- [DATA PROVIDED]
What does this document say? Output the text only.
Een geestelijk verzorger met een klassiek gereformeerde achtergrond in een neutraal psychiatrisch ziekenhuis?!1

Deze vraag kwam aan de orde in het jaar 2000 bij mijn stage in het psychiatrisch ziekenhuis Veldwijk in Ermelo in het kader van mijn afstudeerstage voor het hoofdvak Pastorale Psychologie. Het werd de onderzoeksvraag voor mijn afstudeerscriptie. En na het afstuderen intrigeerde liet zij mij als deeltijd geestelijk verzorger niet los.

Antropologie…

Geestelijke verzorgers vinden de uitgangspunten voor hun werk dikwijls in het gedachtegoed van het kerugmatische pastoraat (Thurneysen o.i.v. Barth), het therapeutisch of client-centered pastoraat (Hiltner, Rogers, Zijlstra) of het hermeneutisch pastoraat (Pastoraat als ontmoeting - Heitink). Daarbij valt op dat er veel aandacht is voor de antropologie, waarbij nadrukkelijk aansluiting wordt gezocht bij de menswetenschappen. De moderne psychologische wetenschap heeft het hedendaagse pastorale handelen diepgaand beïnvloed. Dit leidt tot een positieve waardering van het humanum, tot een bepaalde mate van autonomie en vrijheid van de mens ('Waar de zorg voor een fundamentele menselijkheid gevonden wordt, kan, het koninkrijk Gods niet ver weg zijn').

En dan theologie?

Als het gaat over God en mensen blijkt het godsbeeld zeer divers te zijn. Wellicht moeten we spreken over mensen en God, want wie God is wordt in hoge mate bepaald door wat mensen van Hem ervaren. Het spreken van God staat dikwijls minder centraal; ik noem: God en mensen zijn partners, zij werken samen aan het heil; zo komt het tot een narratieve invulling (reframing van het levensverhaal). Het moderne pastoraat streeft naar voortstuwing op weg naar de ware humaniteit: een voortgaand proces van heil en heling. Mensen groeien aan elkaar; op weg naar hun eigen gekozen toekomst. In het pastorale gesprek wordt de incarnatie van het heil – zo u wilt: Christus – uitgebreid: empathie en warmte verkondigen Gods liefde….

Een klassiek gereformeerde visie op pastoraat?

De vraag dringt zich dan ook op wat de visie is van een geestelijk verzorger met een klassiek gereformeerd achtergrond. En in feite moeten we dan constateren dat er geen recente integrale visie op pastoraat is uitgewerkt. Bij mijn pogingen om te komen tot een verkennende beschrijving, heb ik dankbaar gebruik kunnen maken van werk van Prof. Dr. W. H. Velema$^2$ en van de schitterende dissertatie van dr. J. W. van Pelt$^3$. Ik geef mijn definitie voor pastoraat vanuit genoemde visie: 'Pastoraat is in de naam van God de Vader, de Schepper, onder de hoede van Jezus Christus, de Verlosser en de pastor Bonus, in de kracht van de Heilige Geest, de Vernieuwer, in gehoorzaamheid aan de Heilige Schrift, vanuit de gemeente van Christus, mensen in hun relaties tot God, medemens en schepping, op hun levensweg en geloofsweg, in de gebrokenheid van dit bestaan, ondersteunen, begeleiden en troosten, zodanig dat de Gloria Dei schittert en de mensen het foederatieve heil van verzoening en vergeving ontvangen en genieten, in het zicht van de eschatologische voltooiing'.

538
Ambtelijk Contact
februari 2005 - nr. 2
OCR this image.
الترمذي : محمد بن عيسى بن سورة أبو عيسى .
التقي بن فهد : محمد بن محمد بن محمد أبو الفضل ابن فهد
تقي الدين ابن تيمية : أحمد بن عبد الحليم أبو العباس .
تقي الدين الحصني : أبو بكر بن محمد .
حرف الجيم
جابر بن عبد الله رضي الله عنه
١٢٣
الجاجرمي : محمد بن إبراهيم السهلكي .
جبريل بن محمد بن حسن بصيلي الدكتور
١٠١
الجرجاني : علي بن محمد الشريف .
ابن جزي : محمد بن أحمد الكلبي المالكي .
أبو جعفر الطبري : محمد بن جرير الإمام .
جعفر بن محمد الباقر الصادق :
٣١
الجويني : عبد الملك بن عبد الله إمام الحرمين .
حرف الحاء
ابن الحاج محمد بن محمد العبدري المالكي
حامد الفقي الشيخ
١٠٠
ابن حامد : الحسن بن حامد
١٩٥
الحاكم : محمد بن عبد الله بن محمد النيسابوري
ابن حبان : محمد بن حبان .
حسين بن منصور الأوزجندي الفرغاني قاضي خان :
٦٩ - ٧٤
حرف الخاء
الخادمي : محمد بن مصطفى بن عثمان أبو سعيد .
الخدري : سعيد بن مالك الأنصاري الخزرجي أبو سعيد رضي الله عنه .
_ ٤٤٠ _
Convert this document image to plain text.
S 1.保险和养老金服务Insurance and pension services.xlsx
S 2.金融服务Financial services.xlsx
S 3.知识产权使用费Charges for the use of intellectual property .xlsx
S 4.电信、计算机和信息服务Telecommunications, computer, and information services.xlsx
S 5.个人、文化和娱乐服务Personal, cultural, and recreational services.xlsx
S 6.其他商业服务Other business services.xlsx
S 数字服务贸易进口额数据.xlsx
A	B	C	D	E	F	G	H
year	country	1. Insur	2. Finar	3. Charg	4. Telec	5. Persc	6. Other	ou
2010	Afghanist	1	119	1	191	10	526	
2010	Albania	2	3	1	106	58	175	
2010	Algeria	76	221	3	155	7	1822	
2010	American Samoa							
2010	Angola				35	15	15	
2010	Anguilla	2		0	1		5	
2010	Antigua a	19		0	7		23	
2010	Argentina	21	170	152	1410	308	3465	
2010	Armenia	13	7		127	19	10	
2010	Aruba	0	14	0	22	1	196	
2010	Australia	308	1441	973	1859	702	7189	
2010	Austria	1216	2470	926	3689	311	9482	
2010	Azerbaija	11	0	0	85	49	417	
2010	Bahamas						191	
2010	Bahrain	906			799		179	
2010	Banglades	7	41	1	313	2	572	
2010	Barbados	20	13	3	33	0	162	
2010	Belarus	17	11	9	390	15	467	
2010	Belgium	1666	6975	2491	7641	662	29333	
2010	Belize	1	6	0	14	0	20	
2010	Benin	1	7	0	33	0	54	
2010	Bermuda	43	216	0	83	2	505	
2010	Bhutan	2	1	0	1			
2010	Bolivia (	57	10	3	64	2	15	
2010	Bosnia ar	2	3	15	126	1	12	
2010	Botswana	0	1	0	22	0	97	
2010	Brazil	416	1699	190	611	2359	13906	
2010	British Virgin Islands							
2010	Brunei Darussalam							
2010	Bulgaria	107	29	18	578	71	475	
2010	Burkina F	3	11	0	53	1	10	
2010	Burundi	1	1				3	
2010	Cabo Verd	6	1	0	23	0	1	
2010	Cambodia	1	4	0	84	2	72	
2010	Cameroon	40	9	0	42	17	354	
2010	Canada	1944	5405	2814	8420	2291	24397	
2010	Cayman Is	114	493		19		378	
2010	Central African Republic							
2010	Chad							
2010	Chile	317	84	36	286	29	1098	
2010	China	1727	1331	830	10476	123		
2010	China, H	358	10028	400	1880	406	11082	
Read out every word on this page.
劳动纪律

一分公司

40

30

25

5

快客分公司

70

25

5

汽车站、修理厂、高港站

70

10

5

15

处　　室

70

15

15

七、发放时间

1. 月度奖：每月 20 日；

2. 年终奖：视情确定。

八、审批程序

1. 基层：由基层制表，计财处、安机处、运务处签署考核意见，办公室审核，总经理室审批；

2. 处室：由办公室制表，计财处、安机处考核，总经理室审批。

- [SET TASK] Restate the final lines of the listing above word for word, beginning at the line that contains "Read out every word on this page.".

- [RESPONSE]
Read out every word on this page.
劳动纪律

一分公司

40

30

25

5

快客分公司

70

25

5

汽车站、修理厂、高港站

70

10

5

15

处　　室

70

15

15

七、发放时间

1. 月度奖：每月 20 日；

2. 年终奖：视情确定。

八、审批程序

1. 基层：由基层制表，计财处、安机处、运务处签署考核意见，办公室审核，总经理室审批；

2. 处室：由办公室制表，计财处、安机处考核，总经理室审批。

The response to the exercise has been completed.